What the task asks:
Each entry below is to be transcribed exactly.

Records contained in a dataset:
= = =

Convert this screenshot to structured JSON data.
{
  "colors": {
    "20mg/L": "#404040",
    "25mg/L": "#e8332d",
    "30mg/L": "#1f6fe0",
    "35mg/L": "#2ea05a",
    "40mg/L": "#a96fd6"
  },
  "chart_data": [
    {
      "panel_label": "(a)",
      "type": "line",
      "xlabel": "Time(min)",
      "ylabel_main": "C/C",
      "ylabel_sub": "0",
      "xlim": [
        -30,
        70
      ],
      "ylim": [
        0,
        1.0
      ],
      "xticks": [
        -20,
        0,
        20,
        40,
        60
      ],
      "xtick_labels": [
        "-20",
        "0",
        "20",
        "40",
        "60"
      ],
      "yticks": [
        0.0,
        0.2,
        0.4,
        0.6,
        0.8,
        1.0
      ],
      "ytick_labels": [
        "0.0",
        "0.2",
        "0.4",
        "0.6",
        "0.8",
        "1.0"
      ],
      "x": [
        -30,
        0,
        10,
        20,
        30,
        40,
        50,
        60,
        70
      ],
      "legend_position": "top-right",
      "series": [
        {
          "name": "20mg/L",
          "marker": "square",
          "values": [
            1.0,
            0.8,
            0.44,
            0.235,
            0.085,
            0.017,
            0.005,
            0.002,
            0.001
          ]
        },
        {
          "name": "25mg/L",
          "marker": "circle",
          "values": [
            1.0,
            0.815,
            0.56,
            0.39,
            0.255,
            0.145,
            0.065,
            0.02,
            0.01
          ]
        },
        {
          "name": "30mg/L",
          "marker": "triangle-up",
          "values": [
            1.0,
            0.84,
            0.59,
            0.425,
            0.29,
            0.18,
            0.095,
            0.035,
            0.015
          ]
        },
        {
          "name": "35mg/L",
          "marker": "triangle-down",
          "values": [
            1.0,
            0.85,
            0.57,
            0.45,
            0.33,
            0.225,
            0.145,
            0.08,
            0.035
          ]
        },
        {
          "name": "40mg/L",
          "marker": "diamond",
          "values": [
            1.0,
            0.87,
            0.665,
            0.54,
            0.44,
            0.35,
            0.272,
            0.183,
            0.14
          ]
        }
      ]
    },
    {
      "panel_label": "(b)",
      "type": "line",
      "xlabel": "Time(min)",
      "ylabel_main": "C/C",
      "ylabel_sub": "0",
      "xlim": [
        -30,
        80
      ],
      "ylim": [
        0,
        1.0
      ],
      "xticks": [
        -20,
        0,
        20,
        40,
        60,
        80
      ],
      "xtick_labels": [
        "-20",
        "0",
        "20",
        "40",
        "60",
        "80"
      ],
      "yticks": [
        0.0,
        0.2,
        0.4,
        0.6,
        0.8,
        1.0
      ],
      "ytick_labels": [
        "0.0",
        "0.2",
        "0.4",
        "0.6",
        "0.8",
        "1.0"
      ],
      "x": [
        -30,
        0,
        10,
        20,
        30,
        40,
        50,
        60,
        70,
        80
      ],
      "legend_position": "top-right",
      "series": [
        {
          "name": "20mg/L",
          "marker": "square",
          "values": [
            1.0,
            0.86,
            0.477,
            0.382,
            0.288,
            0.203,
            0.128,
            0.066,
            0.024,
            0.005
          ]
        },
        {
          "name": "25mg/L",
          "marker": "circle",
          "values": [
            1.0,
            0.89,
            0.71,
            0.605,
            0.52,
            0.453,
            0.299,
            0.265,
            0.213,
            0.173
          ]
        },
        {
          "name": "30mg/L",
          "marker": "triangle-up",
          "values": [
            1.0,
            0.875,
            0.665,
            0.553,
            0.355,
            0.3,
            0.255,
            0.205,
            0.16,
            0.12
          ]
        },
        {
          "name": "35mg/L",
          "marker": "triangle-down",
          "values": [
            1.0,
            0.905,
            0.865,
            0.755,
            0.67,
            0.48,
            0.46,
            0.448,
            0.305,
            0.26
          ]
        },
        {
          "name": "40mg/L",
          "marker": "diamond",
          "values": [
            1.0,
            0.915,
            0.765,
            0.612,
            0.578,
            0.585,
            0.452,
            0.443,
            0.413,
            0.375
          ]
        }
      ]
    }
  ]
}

= = =

Solution for this task:
Convert this screenshot to structured JSON data.
{
  "colors": {
    "20mg/L": "#404040",
    "25mg/L": "#e8332d",
    "30mg/L": "#1f6fe0",
    "35mg/L": "#2ea05a",
    "40mg/L": "#a96fd6"
  },
  "chart_data": [
    {
      "panel_label": "(a)",
      "type": "line",
      "xlabel": "Time(min)",
      "ylabel_main": "C/C",
      "ylabel_sub": "0",
      "xlim": [
        -30,
        70
      ],
      "ylim": [
        0,
        1.0
      ],
      "xticks": [
        -20,
        0,
        20,
        40,
        60
      ],
      "xtick_labels": [
        "-20",
        "0",
        "20",
        "40",
        "60"
      ],
      "yticks": [
        0.0,
        0.2,
        0.4,
        0.6,
        0.8,
        1.0
      ],
      "ytick_labels": [
        "0.0",
        "0.2",
        "0.4",
        "0.6",
        "0.8",
        "1.0"
      ],
      "x": [
        -30,
        0,
        10,
        20,
        30,
        40,
        50,
        60,
        70
      ],
      "legend_position": "top-right",
      "series": [
        {
          "name": "20mg/L",
          "marker": "square",
          "values": [
            1.0,
            0.8,
            0.44,
            0.235,
            0.085,
            0.017,
            0.005,
            0.002,
            0.001
          ]
        },
        {
          "name": "25mg/L",
          "marker": "circle",
          "values": [
            1.0,
            0.815,
            0.56,
            0.39,
            0.255,
            0.145,
            0.065,
            0.02,
            0.01
          ]
        },
        {
          "name": "30mg/L",
          "marker": "triangle-up",
          "values": [
            1.0,
            0.84,
            0.59,
            0.425,
            0.29,
            0.18,
            0.095,
            0.035,
            0.015
          ]
        },
        {
          "name": "35mg/L",
          "marker": "triangle-down",
          "values": [
            1.0,
            0.85,
            0.57,
            0.45,
            0.33,
            0.225,
            0.145,
            0.08,
            0.035
          ]
        },
        {
          "name": "40mg/L",
          "marker": "diamond",
          "values": [
            1.0,
            0.87,
            0.665,
            0.54,
            0.44,
            0.35,
            0.272,
            0.183,
            0.14
          ]
        }
      ]
    },
    {
      "panel_label": "(b)",
      "type": "line",
      "xlabel": "Time(min)",
      "ylabel_main": "C/C",
      "ylabel_sub": "0",
      "xlim": [
        -30,
        80
      ],
      "ylim": [
        0,
        1.0
      ],
      "xticks": [
        -20,
        0,
        20,
        40,
        60,
        80
      ],
      "xtick_labels": [
        "-20",
        "0",
        "20",
        "40",
        "60",
        "80"
      ],
      "yticks": [
        0.0,
        0.2,
        0.4,
        0.6,
        0.8,
        1.0
      ],
      "ytick_labels": [
        "0.0",
        "0.2",
        "0.4",
        "0.6",
        "0.8",
        "1.0"
      ],
      "x": [
        -30,
        0,
        10,
        20,
        30,
        40,
        50,
        60,
        70,
        80
      ],
      "legend_position": "top-right",
      "series": [
        {
          "name": "20mg/L",
          "marker": "square",
          "values": [
            1.0,
            0.86,
            0.477,
            0.382,
            0.288,
            0.203,
            0.128,
            0.066,
            0.024,
            0.005
          ]
        },
        {
          "name": "25mg/L",
          "marker": "circle",
          "values": [
            1.0,
            0.89,
            0.71,
            0.605,
            0.52,
            0.453,
            0.299,
            0.265,
            0.213,
            0.173
          ]
        },
        {
          "name": "30mg/L",
          "marker": "triangle-up",
          "values": [
            1.0,
            0.875,
            0.665,
            0.553,
            0.355,
            0.3,
            0.255,
            0.205,
            0.16,
            0.12
          ]
        },
        {
          "name": "35mg/L",
          "marker": "triangle-down",
          "values": [
            1.0,
            0.905,
            0.865,
            0.755,
            0.67,
            0.48,
            0.46,
            0.448,
            0.305,
            0.26
          ]
        },
        {
          "name": "40mg/L",
          "marker": "diamond",
          "values": [
            1.0,
            0.915,
            0.765,
            0.612,
            0.578,
            0.585,
            0.452,
            0.443,
            0.413,
            0.375
          ]
        }
      ]
    }
  ]
}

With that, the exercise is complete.